Exercise prompt: Can you output the records below exactly as they are written?

Material for this task:
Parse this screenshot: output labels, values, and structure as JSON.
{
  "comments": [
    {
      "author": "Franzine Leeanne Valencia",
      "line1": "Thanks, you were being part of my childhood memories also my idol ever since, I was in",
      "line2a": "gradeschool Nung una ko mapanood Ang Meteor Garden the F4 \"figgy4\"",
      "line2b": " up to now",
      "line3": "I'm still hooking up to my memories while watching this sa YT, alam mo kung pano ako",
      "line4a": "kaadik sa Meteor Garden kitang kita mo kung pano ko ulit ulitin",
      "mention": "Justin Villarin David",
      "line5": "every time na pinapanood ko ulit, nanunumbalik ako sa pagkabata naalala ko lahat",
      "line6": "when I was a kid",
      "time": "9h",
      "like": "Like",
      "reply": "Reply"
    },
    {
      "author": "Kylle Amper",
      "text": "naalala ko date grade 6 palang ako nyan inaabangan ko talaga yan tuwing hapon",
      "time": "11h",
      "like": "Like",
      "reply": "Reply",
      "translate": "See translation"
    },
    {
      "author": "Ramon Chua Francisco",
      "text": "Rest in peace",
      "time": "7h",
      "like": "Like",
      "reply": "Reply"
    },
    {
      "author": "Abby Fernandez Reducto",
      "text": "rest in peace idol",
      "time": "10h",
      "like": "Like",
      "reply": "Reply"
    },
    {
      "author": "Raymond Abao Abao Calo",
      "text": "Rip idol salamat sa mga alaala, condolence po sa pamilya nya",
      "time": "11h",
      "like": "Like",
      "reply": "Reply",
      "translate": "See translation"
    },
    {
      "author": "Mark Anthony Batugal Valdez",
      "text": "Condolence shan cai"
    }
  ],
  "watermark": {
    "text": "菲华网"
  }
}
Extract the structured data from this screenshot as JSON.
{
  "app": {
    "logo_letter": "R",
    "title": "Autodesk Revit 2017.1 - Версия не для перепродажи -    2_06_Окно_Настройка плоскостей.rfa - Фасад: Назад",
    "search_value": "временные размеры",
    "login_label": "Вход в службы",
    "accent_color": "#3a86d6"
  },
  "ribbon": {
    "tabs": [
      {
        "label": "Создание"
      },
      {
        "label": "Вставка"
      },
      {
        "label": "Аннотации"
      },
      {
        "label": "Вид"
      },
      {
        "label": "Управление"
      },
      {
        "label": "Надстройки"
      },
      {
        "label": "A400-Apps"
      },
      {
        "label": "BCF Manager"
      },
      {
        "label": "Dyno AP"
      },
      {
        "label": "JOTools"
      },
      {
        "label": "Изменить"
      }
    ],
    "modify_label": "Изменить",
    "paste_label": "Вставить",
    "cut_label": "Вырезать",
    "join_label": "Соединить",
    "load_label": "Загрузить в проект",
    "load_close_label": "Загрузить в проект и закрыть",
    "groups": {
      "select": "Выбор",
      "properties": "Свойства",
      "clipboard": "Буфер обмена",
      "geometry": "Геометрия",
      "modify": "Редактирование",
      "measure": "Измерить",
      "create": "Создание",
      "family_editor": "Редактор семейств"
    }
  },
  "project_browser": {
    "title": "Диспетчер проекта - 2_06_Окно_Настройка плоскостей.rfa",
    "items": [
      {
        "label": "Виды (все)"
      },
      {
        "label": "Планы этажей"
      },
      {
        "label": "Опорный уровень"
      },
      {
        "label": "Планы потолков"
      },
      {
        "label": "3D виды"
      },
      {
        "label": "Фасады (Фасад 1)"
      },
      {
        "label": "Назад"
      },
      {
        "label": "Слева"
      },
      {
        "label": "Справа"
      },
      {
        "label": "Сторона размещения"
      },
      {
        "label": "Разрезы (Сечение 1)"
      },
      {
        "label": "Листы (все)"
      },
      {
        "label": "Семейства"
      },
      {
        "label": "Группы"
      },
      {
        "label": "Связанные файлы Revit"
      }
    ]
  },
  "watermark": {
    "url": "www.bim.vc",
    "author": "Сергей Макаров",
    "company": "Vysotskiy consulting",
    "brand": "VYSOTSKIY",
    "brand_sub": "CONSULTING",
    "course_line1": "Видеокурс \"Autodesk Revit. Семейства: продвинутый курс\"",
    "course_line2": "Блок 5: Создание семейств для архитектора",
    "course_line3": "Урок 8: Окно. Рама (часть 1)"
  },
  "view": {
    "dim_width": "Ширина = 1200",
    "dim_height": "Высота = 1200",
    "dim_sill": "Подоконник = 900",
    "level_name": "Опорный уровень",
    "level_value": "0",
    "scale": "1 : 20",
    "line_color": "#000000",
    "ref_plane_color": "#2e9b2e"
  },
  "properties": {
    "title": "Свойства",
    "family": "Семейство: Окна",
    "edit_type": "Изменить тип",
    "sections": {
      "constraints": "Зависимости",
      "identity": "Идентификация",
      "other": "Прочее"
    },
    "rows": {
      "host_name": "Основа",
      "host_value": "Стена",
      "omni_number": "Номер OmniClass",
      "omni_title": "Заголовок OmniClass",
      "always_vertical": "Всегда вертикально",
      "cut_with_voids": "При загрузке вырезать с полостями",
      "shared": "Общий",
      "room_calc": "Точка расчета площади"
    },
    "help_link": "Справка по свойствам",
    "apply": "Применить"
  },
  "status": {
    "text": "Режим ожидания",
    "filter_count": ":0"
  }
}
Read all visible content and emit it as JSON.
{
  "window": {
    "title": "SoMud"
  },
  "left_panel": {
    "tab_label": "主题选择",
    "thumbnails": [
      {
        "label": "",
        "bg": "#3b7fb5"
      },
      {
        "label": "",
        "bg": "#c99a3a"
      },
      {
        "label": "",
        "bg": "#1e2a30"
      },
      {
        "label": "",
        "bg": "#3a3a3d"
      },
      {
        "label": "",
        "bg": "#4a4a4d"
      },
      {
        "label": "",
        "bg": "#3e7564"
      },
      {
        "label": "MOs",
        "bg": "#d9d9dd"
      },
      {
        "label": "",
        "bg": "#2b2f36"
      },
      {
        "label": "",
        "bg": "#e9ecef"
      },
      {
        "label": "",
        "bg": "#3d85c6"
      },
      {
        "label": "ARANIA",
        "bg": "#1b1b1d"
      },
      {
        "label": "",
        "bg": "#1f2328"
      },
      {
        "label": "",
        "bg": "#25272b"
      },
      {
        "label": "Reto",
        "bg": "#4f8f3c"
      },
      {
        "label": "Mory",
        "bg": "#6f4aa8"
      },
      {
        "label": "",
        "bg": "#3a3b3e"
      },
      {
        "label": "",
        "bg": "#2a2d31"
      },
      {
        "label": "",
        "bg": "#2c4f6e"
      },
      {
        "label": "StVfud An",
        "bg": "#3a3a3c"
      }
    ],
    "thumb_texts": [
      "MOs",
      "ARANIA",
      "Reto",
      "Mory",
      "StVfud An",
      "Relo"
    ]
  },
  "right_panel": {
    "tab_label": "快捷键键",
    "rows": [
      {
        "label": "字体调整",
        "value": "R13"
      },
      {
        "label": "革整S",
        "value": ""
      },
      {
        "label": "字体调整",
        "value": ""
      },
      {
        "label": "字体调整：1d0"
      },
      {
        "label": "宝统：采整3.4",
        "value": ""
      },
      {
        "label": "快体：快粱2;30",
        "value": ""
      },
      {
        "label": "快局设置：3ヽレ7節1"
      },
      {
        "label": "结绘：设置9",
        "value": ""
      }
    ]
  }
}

Output of the exercise:
Parse this screenshot: output labels, values, and structure as JSON.
{
  "comments": [
    {
      "author": "Franzine Leeanne Valencia",
      "line1": "Thanks, you were being part of my childhood memories also my idol ever since, I was in",
      "line2a": "gradeschool Nung una ko mapanood Ang Meteor Garden the F4 \"figgy4\"",
      "line2b": " up to now",
      "line3": "I'm still hooking up to my memories while watching this sa YT, alam mo kung pano ako",
      "line4a": "kaadik sa Meteor Garden kitang kita mo kung pano ko ulit ulitin",
      "mention": "Justin Villarin David",
      "line5": "every time na pinapanood ko ulit, nanunumbalik ako sa pagkabata naalala ko lahat",
      "line6": "when I was a kid",
      "time": "9h",
      "like": "Like",
      "reply": "Reply"
    },
    {
      "author": "Kylle Amper",
      "text": "naalala ko date grade 6 palang ako nyan inaabangan ko talaga yan tuwing hapon",
      "time": "11h",
      "like": "Like",
      "reply": "Reply",
      "translate": "See translation"
    },
    {
      "author": "Ramon Chua Francisco",
      "text": "Rest in peace",
      "time": "7h",
      "like": "Like",
      "reply": "Reply"
    },
    {
      "author": "Abby Fernandez Reducto",
      "text": "rest in peace idol",
      "time": "10h",
      "like": "Like",
      "reply": "Reply"
    },
    {
      "author": "Raymond Abao Abao Calo",
      "text": "Rip idol salamat sa mga alaala, condolence po sa pamilya nya",
      "time": "11h",
      "like": "Like",
      "reply": "Reply",
      "translate": "See translation"
    },
    {
      "author": "Mark Anthony Batugal Valdez",
      "text": "Condolence shan cai"
    }
  ],
  "watermark": {
    "text": "菲华网"
  }
}
Extract the structured data from this screenshot as JSON.
{
  "app": {
    "logo_letter": "R",
    "title": "Autodesk Revit 2017.1 - Версия не для перепродажи -    2_06_Окно_Настройка плоскостей.rfa - Фасад: Назад",
    "search_value": "временные размеры",
    "login_label": "Вход в службы",
    "accent_color": "#3a86d6"
  },
  "ribbon": {
    "tabs": [
      {
        "label": "Создание"
      },
      {
        "label": "Вставка"
      },
      {
        "label": "Аннотации"
      },
      {
        "label": "Вид"
      },
      {
        "label": "Управление"
      },
      {
        "label": "Надстройки"
      },
      {
        "label": "A400-Apps"
      },
      {
        "label": "BCF Manager"
      },
      {
        "label": "Dyno AP"
      },
      {
        "label": "JOTools"
      },
      {
        "label": "Изменить"
      }
    ],
    "modify_label": "Изменить",
    "paste_label": "Вставить",
    "cut_label": "Вырезать",
    "join_label": "Соединить",
    "load_label": "Загрузить в проект",
    "load_close_label": "Загрузить в проект и закрыть",
    "groups": {
      "select": "Выбор",
      "properties": "Свойства",
      "clipboard": "Буфер обмена",
      "geometry": "Геометрия",
      "modify": "Редактирование",
      "measure": "Измерить",
      "create": "Создание",
      "family_editor": "Редактор семейств"
    }
  },
  "project_browser": {
    "title": "Диспетчер проекта - 2_06_Окно_Настройка плоскостей.rfa",
    "items": [
      {
        "label": "Виды (все)"
      },
      {
        "label": "Планы этажей"
      },
      {
        "label": "Опорный уровень"
      },
      {
        "label": "Планы потолков"
      },
      {
        "label": "3D виды"
      },
      {
        "label": "Фасады (Фасад 1)"
      },
      {
        "label": "Назад"
      },
      {
        "label": "Слева"
      },
      {
        "label": "Справа"
      },
      {
        "label": "Сторона размещения"
      },
      {
        "label": "Разрезы (Сечение 1)"
      },
      {
        "label": "Листы (все)"
      },
      {
        "label": "Семейства"
      },
      {
        "label": "Группы"
      },
      {
        "label": "Связанные файлы Revit"
      }
    ]
  },
  "watermark": {
    "url": "www.bim.vc",
    "author": "Сергей Макаров",
    "company": "Vysotskiy consulting",
    "brand": "VYSOTSKIY",
    "brand_sub": "CONSULTING",
    "course_line1": "Видеокурс \"Autodesk Revit. Семейства: продвинутый курс\"",
    "course_line2": "Блок 5: Создание семейств для архитектора",
    "course_line3": "Урок 8: Окно. Рама (часть 1)"
  },
  "view": {
    "dim_width": "Ширина = 1200",
    "dim_height": "Высота = 1200",
    "dim_sill": "Подоконник = 900",
    "level_name": "Опорный уровень",
    "level_value": "0",
    "scale": "1 : 20",
    "line_color": "#000000",
    "ref_plane_color": "#2e9b2e"
  },
  "properties": {
    "title": "Свойства",
    "family": "Семейство: Окна",
    "edit_type": "Изменить тип",
    "sections": {
      "constraints": "Зависимости",
      "identity": "Идентификация",
      "other": "Прочее"
    },
    "rows": {
      "host_name": "Основа",
      "host_value": "Стена",
      "omni_number": "Номер OmniClass",
      "omni_title": "Заголовок OmniClass",
      "always_vertical": "Всегда вертикально",
      "cut_with_voids": "При загрузке вырезать с полостями",
      "shared": "Общий",
      "room_calc": "Точка расчета площади"
    },
    "help_link": "Справка по свойствам",
    "apply": "Применить"
  },
  "status": {
    "text": "Режим ожидания",
    "filter_count": ":0"
  }
}
Read all visible content and emit it as JSON.
{
  "window": {
    "title": "SoMud"
  },
  "left_panel": {
    "tab_label": "主题选择",
    "thumbnails": [
      {
        "label": "",
        "bg": "#3b7fb5"
      },
      {
        "label": "",
        "bg": "#c99a3a"
      },
      {
        "label": "",
        "bg": "#1e2a30"
      },
      {
        "label": "",
        "bg": "#3a3a3d"
      },
      {
        "label": "",
        "bg": "#4a4a4d"
      },
      {
        "label": "",
        "bg": "#3e7564"
      },
      {
        "label": "MOs",
        "bg": "#d9d9dd"
      },
      {
        "label": "",
        "bg": "#2b2f36"
      },
      {
        "label": "",
        "bg": "#e9ecef"
      },
      {
        "label": "",
        "bg": "#3d85c6"
      },
      {
        "label": "ARANIA",
        "bg": "#1b1b1d"
      },
      {
        "label": "",
        "bg": "#1f2328"
      },
      {
        "label": "",
        "bg": "#25272b"
      },
      {
        "label": "Reto",
        "bg": "#4f8f3c"
      },
      {
        "label": "Mory",
        "bg": "#6f4aa8"
      },
      {
        "label": "",
        "bg": "#3a3b3e"
      },
      {
        "label": "",
        "bg": "#2a2d31"
      },
      {
        "label": "",
        "bg": "#2c4f6e"
      },
      {
        "label": "StVfud An",
        "bg": "#3a3a3c"
      }
    ],
    "thumb_texts": [
      "MOs",
      "ARANIA",
      "Reto",
      "Mory",
      "StVfud An",
      "Relo"
    ]
  },
  "right_panel": {
    "tab_label": "快捷键键",
    "rows": [
      {
        "label": "字体调整",
        "value": "R13"
      },
      {
        "label": "革整S",
        "value": ""
      },
      {
        "label": "字体调整",
        "value": ""
      },
      {
        "label": "字体调整：1d0"
      },
      {
        "label": "宝统：采整3.4",
        "value": ""
      },
      {
        "label": "快体：快粱2;30",
        "value": ""
      },
      {
        "label": "快局设置：3ヽレ7節1"
      },
      {
        "label": "结绘：设置9",
        "value": ""
      }
    ]
  }
}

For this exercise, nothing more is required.